Beautiful, substantial, unusual topics October 15, 2006
Viktor Blasjo
38 out of 49 found this review helpful
The chapters on geometry---projective geometry and hyperbolic geometry in particular---are extremely beautiful. We study many picturesque ideas, wonderful in themselves, that arise as "impossibly" neat solutions to interesting problems (perspective drawing, axiomatisation of geometry, shape of the universe, etc.), and then pay off by supplying unexpected insights elsewhere (e.g., the connection between projectively generated arithmetic and hypercomplex number systems that deserves to be better known). The chapters on complex numbers and quaternions are also very interesting. There are "unrecognised appearances" of complex numbers in already in Diophantus's number theory, namely the equivalent of complex multiplication in the context of sums of two squares. Thousands of years later, when the geometry of complex numbers was established, the search for a three dimensional analog failed and one had to settle for the analog in four dimensions. The historical circle closed beautifully when Graves noted with surprise and satisfaction that this state of affairs is precisely mirrored in classical number theory where Diophantus's theorem on sums of two squares generalises to four squares but not three. Stemming from the same roots in classical number theory, there is also an excellent chapter on algebraic number theory. Just as in his proof of the non-existence of three dimensional hypercomplex numbers in the quaternion chapter, Stillwell here takes on some very serious mathematics that many mathematicians would tell you require plenty of abstract algebra. But Stillwell knows better, cutting to the core of things with beautifully clear geometric arguments in both these cases. The other chapters are less innovative, although we are happy with the initiative to derive the infinite series for pi (essentially by the power series for the arctangent) only ten pages after the idea of infinitesimals is introduced (again relying on geometric methods rather than, as others would have it, abstract theories like Taylor's theorem). The role of the impossible in mathematics is pointed out along the way, and Stillwell offers some rewarding reflections on this subject; these are highly retrospective, however, and if we were to take this topic seriously we would have wished for greater insights into the historical mathematicians' thoughts on these supposedly impossible things.
Many of the mathematical ideas once considered impossible October 15, 2007
Charles Ashbacher (Marion, Iowa United States(cashbacher@yahoo.com))
16 out of 16 found this review helpful
There are many great ideas in mathematics and what makes them unique is that many of them were considered impossible for a long period of time. In this book, Stillwell presents many of those ideas using an expository style that is both understandable and complete. The chapters are:
*) The Irrational - where the discovery of irrational numbers and how it shocked the Pythagoreans is explained. It forever destroyed the idea that everything could be completely expressed using only the integers. This discovery also made it clear that some things would forever remain unknown.

• [Given material]:
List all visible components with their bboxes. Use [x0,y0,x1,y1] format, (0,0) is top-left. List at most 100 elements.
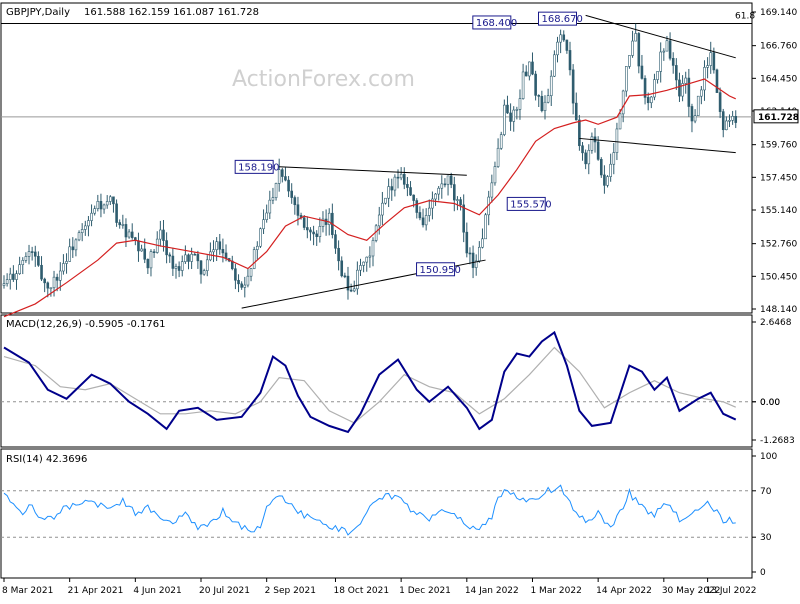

• [Challenges]:
- a) List the interesting problems that the first of the book reviews gives in parentheses as examples.
- b) Reproduce the book reviews from "Many of the mathematical" up to and including "forever remain unknown.".

• [Answers]:
- a)
- perspective drawing
- axiomatisation of geometry
- shape of the universe

- b)
Many of the mathematical ideas once considered impossible October 15, 2007
Charles Ashbacher (Marion, Iowa United States(cashbacher@yahoo.com))
16 out of 16 found this review helpful
There are many great ideas in mathematics and what makes them unique is that many of them were considered impossible for a long period of time. In this book, Stillwell presents many of those ideas using an expository style that is both understandable and complete. The chapters are:
*) The Irrational - where the discovery of irrational numbers and how it shocked the Pythagoreans is explained. It forever destroyed the idea that everything could be completely expressed using only the integers. This discovery also made it clear that some things would forever remain unknown.